**Problem**
Copy out each line of the data below that contains the string "build". Case matters, so a match must have the same uppercase and lowercase letters.

**Input records**
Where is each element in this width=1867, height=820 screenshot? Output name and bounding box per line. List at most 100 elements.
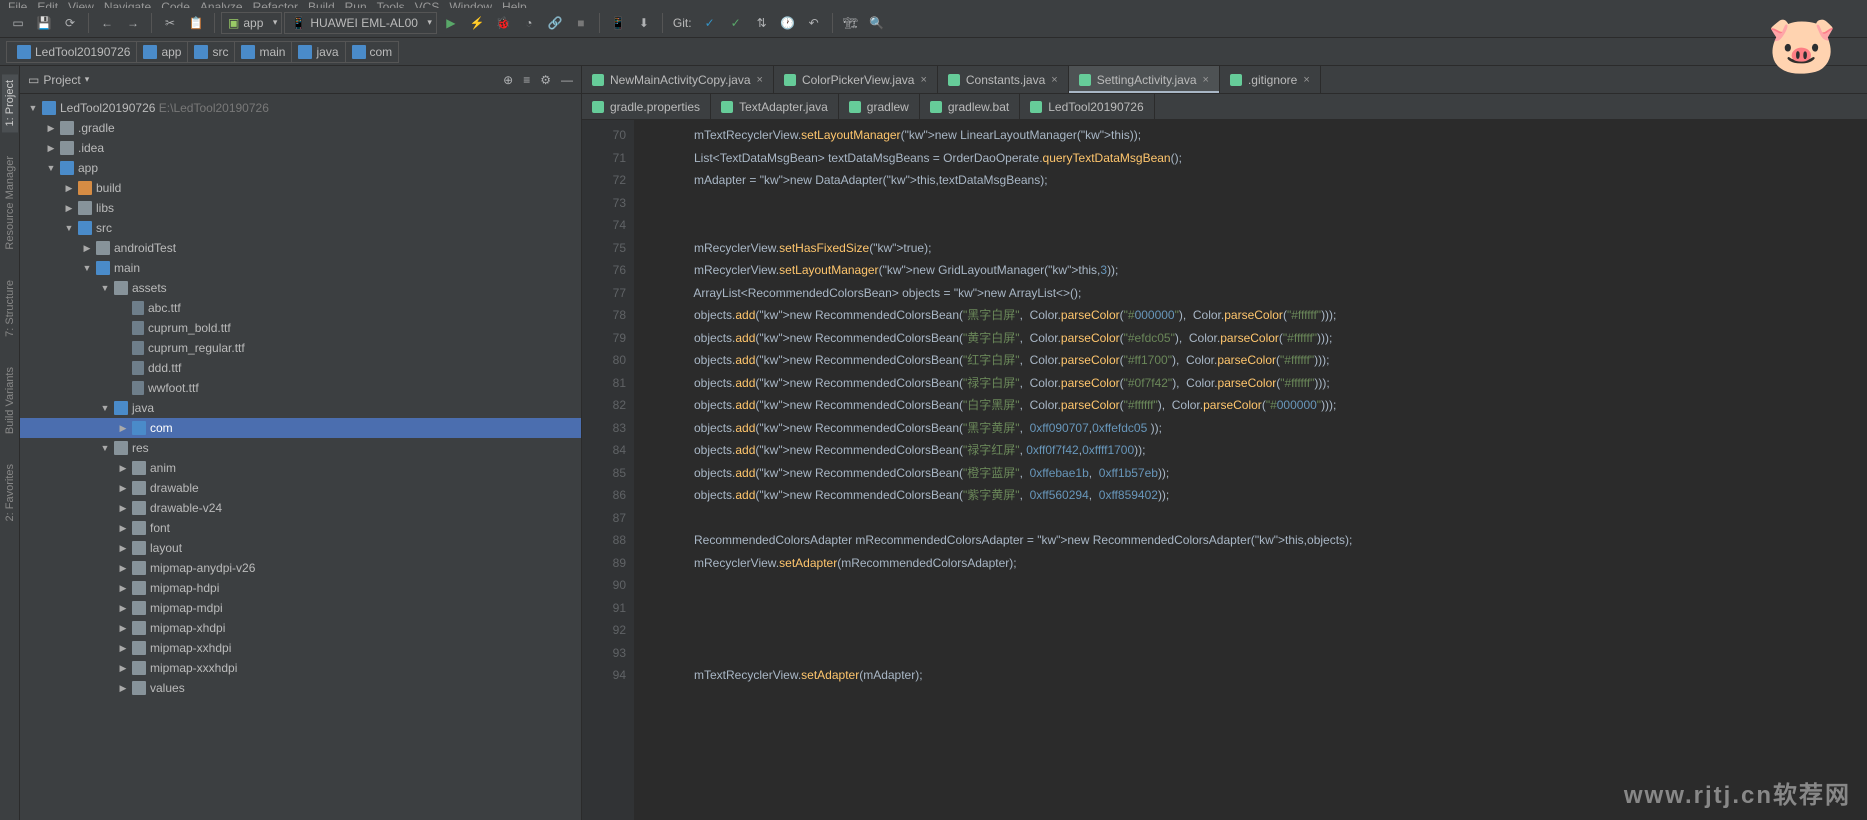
- editor-tab[interactable]: gradlew.bat: [920, 94, 1020, 119]
- tree-item[interactable]: wwfoot.ttf: [20, 378, 581, 398]
- editor-tab[interactable]: Constants.java×: [938, 66, 1069, 93]
- expand-icon[interactable]: ▼: [28, 103, 38, 113]
- cut-icon[interactable]: ✂: [158, 11, 182, 35]
- expand-icon[interactable]: ▶: [64, 183, 74, 194]
- apply-icon[interactable]: ⚡: [465, 11, 489, 35]
- stop-icon[interactable]: ■: [569, 11, 593, 35]
- code-content[interactable]: mTextRecyclerView.setLayoutManager("kw">…: [634, 120, 1867, 820]
- editor-tab[interactable]: ColorPickerView.java×: [774, 66, 938, 93]
- close-icon[interactable]: ×: [757, 74, 763, 86]
- device-combo[interactable]: 📱HUAWEI EML-AL00: [284, 12, 437, 34]
- tree-item[interactable]: ▼java: [20, 398, 581, 418]
- sync-icon[interactable]: ⟳: [58, 11, 82, 35]
- close-icon[interactable]: ×: [1203, 74, 1209, 86]
- expand-icon[interactable]: ▼: [82, 263, 92, 273]
- expand-icon[interactable]: ▶: [118, 603, 128, 614]
- close-icon[interactable]: ×: [920, 74, 926, 86]
- expand-icon[interactable]: ▼: [100, 403, 110, 413]
- expand-icon[interactable]: ▶: [118, 583, 128, 594]
- breadcrumb-item[interactable]: java: [291, 41, 345, 63]
- tree-item[interactable]: ▶font: [20, 518, 581, 538]
- open-icon[interactable]: ▭: [6, 11, 30, 35]
- hide-icon[interactable]: —: [561, 73, 573, 87]
- expand-icon[interactable]: ▼: [46, 163, 56, 173]
- project-title[interactable]: Project: [43, 73, 80, 87]
- editor-tab[interactable]: gradle.properties: [582, 94, 711, 119]
- expand-icon[interactable]: ▶: [118, 503, 128, 514]
- expand-icon[interactable]: ▶: [118, 643, 128, 654]
- side-tab-project[interactable]: 1: Project: [2, 74, 18, 132]
- tree-item[interactable]: ▶.idea: [20, 138, 581, 158]
- tree-item[interactable]: ▼app: [20, 158, 581, 178]
- expand-icon[interactable]: ▼: [100, 283, 110, 293]
- side-tab-favorites[interactable]: 2: Favorites: [2, 458, 18, 527]
- project-tree[interactable]: ▼LedTool20190726 E:\LedTool20190726▶.gra…: [20, 94, 581, 820]
- editor-tab[interactable]: LedTool20190726: [1020, 94, 1154, 119]
- search-icon[interactable]: 🔍: [865, 11, 889, 35]
- expand-icon[interactable]: ▶: [118, 623, 128, 634]
- tree-item[interactable]: cuprum_regular.ttf: [20, 338, 581, 358]
- tree-item[interactable]: abc.ttf: [20, 298, 581, 318]
- side-tab-structure[interactable]: 7: Structure: [2, 274, 18, 343]
- menu-view[interactable]: View: [68, 0, 94, 8]
- code-editor[interactable]: 7071727374757677787980818283848586878889…: [582, 120, 1867, 820]
- git-commit-icon[interactable]: ✓: [724, 11, 748, 35]
- expand-icon[interactable]: ▶: [118, 563, 128, 574]
- tree-item[interactable]: ▼main: [20, 258, 581, 278]
- tree-item[interactable]: ▼LedTool20190726 E:\LedTool20190726: [20, 98, 581, 118]
- menu-build[interactable]: Build: [308, 0, 335, 8]
- expand-icon[interactable]: ▶: [82, 243, 92, 254]
- git-revert-icon[interactable]: ↶: [802, 11, 826, 35]
- menu-edit[interactable]: Edit: [37, 0, 58, 8]
- copy-icon[interactable]: 📋: [184, 11, 208, 35]
- run-config-combo[interactable]: ▣app: [221, 12, 282, 34]
- tree-item[interactable]: ▶anim: [20, 458, 581, 478]
- expand-icon[interactable]: ▶: [118, 423, 128, 434]
- tree-item[interactable]: ▶layout: [20, 538, 581, 558]
- menu-file[interactable]: File: [8, 0, 27, 8]
- editor-tab[interactable]: NewMainActivityCopy.java×: [582, 66, 774, 93]
- tree-item[interactable]: ▶mipmap-anydpi-v26: [20, 558, 581, 578]
- tree-item[interactable]: ▼src: [20, 218, 581, 238]
- tree-item[interactable]: ▼assets: [20, 278, 581, 298]
- tree-item[interactable]: ▼res: [20, 438, 581, 458]
- breadcrumb-item[interactable]: com: [345, 41, 400, 63]
- expand-icon[interactable]: ▶: [64, 203, 74, 214]
- expand-icon[interactable]: ▶: [118, 463, 128, 474]
- undo-icon[interactable]: ←: [95, 11, 119, 35]
- git-compare-icon[interactable]: ⇅: [750, 11, 774, 35]
- tree-item[interactable]: ▶mipmap-hdpi: [20, 578, 581, 598]
- run-icon[interactable]: ▶: [439, 11, 463, 35]
- breadcrumb-item[interactable]: app: [136, 41, 188, 63]
- tree-item[interactable]: ▶com: [20, 418, 581, 438]
- tree-item[interactable]: ▶mipmap-xxhdpi: [20, 638, 581, 658]
- editor-tab[interactable]: SettingActivity.java×: [1069, 66, 1220, 93]
- avd-icon[interactable]: 📱: [606, 11, 630, 35]
- menu-tools[interactable]: Tools: [377, 0, 405, 8]
- editor-tab[interactable]: .gitignore×: [1220, 66, 1321, 93]
- menu-run[interactable]: Run: [345, 0, 367, 8]
- menu-help[interactable]: Help: [502, 0, 527, 8]
- expand-icon[interactable]: ▶: [118, 543, 128, 554]
- breadcrumb-item[interactable]: src: [187, 41, 235, 63]
- breadcrumb-root[interactable]: LedTool20190726: [6, 41, 137, 63]
- close-icon[interactable]: ×: [1303, 74, 1309, 86]
- menu-refactor[interactable]: Refactor: [253, 0, 298, 8]
- tree-item[interactable]: ddd.ttf: [20, 358, 581, 378]
- tree-item[interactable]: ▶drawable-v24: [20, 498, 581, 518]
- expand-icon[interactable]: ▶: [118, 663, 128, 674]
- side-tab-build-variants[interactable]: Build Variants: [2, 361, 18, 440]
- profile-icon[interactable]: ◔: [517, 11, 541, 35]
- git-history-icon[interactable]: 🕐: [776, 11, 800, 35]
- expand-icon[interactable]: ▼: [64, 223, 74, 233]
- expand-icon[interactable]: ▶: [118, 683, 128, 694]
- menu-code[interactable]: Code: [161, 0, 190, 8]
- expand-icon[interactable]: ▶: [46, 143, 56, 154]
- save-icon[interactable]: 💾: [32, 11, 56, 35]
- tree-item[interactable]: ▶mipmap-xhdpi: [20, 618, 581, 638]
- tree-item[interactable]: ▶mipmap-xxxhdpi: [20, 658, 581, 678]
- attach-icon[interactable]: 🔗: [543, 11, 567, 35]
- tree-item[interactable]: ▶build: [20, 178, 581, 198]
- expand-icon[interactable]: ▶: [118, 523, 128, 534]
- editor-tab[interactable]: gradlew: [839, 94, 920, 119]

**Result of the task**
- menu-build[interactable]: Build: [308, 0, 335, 8]
- side-tab-build-variants[interactable]: Build Variants: [2, 361, 18, 440]
- tree-item[interactable]: ▶build: [20, 178, 581, 198]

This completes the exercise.